* SET PROBLEM
All the data should come back exactly as it was given.

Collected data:
"""

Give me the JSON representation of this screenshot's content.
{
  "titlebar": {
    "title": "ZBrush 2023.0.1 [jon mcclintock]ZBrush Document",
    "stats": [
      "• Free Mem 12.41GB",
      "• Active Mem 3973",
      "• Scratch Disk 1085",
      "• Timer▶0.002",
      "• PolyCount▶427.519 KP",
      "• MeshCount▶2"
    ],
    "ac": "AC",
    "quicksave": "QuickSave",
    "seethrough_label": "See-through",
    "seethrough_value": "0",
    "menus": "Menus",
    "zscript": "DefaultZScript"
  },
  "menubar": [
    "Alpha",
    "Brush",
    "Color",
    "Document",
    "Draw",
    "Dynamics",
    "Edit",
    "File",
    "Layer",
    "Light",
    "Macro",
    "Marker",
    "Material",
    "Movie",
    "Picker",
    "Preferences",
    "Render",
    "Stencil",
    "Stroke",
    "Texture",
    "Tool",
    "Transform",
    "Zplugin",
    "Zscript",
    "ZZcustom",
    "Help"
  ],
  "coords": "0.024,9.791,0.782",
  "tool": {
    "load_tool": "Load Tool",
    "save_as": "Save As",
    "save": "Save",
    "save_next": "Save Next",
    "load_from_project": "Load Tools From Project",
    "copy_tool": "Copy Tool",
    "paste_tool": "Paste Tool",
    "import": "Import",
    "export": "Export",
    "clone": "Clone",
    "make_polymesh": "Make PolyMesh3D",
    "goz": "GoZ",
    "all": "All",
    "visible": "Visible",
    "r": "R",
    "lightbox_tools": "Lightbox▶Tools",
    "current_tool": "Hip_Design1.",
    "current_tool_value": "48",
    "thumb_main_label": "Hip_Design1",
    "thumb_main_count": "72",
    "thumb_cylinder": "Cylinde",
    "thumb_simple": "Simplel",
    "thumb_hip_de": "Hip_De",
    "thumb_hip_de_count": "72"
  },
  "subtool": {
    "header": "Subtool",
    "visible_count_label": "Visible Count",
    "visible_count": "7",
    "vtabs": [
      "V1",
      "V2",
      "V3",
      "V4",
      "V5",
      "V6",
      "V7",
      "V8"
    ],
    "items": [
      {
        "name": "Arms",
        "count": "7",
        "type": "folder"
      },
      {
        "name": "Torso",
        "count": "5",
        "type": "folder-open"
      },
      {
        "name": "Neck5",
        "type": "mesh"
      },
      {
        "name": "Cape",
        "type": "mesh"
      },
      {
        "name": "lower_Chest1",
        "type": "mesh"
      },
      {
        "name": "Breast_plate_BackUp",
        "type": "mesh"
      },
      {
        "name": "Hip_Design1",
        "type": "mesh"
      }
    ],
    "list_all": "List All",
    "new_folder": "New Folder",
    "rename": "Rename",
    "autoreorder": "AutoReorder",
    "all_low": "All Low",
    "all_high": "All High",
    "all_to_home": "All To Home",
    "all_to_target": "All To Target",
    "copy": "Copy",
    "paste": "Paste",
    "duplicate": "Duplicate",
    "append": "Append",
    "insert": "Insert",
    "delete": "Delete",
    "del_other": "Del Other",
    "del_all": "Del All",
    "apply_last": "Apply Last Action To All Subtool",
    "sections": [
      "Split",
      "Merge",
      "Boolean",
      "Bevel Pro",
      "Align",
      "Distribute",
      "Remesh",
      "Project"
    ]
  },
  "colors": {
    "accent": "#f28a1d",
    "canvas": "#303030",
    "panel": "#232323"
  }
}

"""

* ANSWER IN FULL
Give me the JSON representation of this screenshot's content.
{
  "titlebar": {
    "title": "ZBrush 2023.0.1 [jon mcclintock]ZBrush Document",
    "stats": [
      "• Free Mem 12.41GB",
      "• Active Mem 3973",
      "• Scratch Disk 1085",
      "• Timer▶0.002",
      "• PolyCount▶427.519 KP",
      "• MeshCount▶2"
    ],
    "ac": "AC",
    "quicksave": "QuickSave",
    "seethrough_label": "See-through",
    "seethrough_value": "0",
    "menus": "Menus",
    "zscript": "DefaultZScript"
  },
  "menubar": [
    "Alpha",
    "Brush",
    "Color",
    "Document",
    "Draw",
    "Dynamics",
    "Edit",
    "File",
    "Layer",
    "Light",
    "Macro",
    "Marker",
    "Material",
    "Movie",
    "Picker",
    "Preferences",
    "Render",
    "Stencil",
    "Stroke",
    "Texture",
    "Tool",
    "Transform",
    "Zplugin",
    "Zscript",
    "ZZcustom",
    "Help"
  ],
  "coords": "0.024,9.791,0.782",
  "tool": {
    "load_tool": "Load Tool",
    "save_as": "Save As",
    "save": "Save",
    "save_next": "Save Next",
    "load_from_project": "Load Tools From Project",
    "copy_tool": "Copy Tool",
    "paste_tool": "Paste Tool",
    "import": "Import",
    "export": "Export",
    "clone": "Clone",
    "make_polymesh": "Make PolyMesh3D",
    "goz": "GoZ",
    "all": "All",
    "visible": "Visible",
    "r": "R",
    "lightbox_tools": "Lightbox▶Tools",
    "current_tool": "Hip_Design1.",
    "current_tool_value": "48",
    "thumb_main_label": "Hip_Design1",
    "thumb_main_count": "72",
    "thumb_cylinder": "Cylinde",
    "thumb_simple": "Simplel",
    "thumb_hip_de": "Hip_De",
    "thumb_hip_de_count": "72"
  },
  "subtool": {
    "header": "Subtool",
    "visible_count_label": "Visible Count",
    "visible_count": "7",
    "vtabs": [
      "V1",
      "V2",
      "V3",
      "V4",
      "V5",
      "V6",
      "V7",
      "V8"
    ],
    "items": [
      {
        "name": "Arms",
        "count": "7",
        "type": "folder"
      },
      {
        "name": "Torso",
        "count": "5",
        "type": "folder-open"
      },
      {
        "name": "Neck5",
        "type": "mesh"
      },
      {
        "name": "Cape",
        "type": "mesh"
      },
      {
        "name": "lower_Chest1",
        "type": "mesh"
      },
      {
        "name": "Breast_plate_BackUp",
        "type": "mesh"
      },
      {
        "name": "Hip_Design1",
        "type": "mesh"
      }
    ],
    "list_all": "List All",
    "new_folder": "New Folder",
    "rename": "Rename",
    "autoreorder": "AutoReorder",
    "all_low": "All Low",
    "all_high": "All High",
    "all_to_home": "All To Home",
    "all_to_target": "All To Target",
    "copy": "Copy",
    "paste": "Paste",
    "duplicate": "Duplicate",
    "append": "Append",
    "insert": "Insert",
    "delete": "Delete",
    "del_other": "Del Other",
    "del_all": "Del All",
    "apply_last": "Apply Last Action To All Subtool",
    "sections": [
      "Split",
      "Merge",
      "Boolean",
      "Bevel Pro",
      "Align",
      "Distribute",
      "Remesh",
      "Project"
    ]
  },
  "colors": {
    "accent": "#f28a1d",
    "canvas": "#303030",
    "panel": "#232323"
  }
}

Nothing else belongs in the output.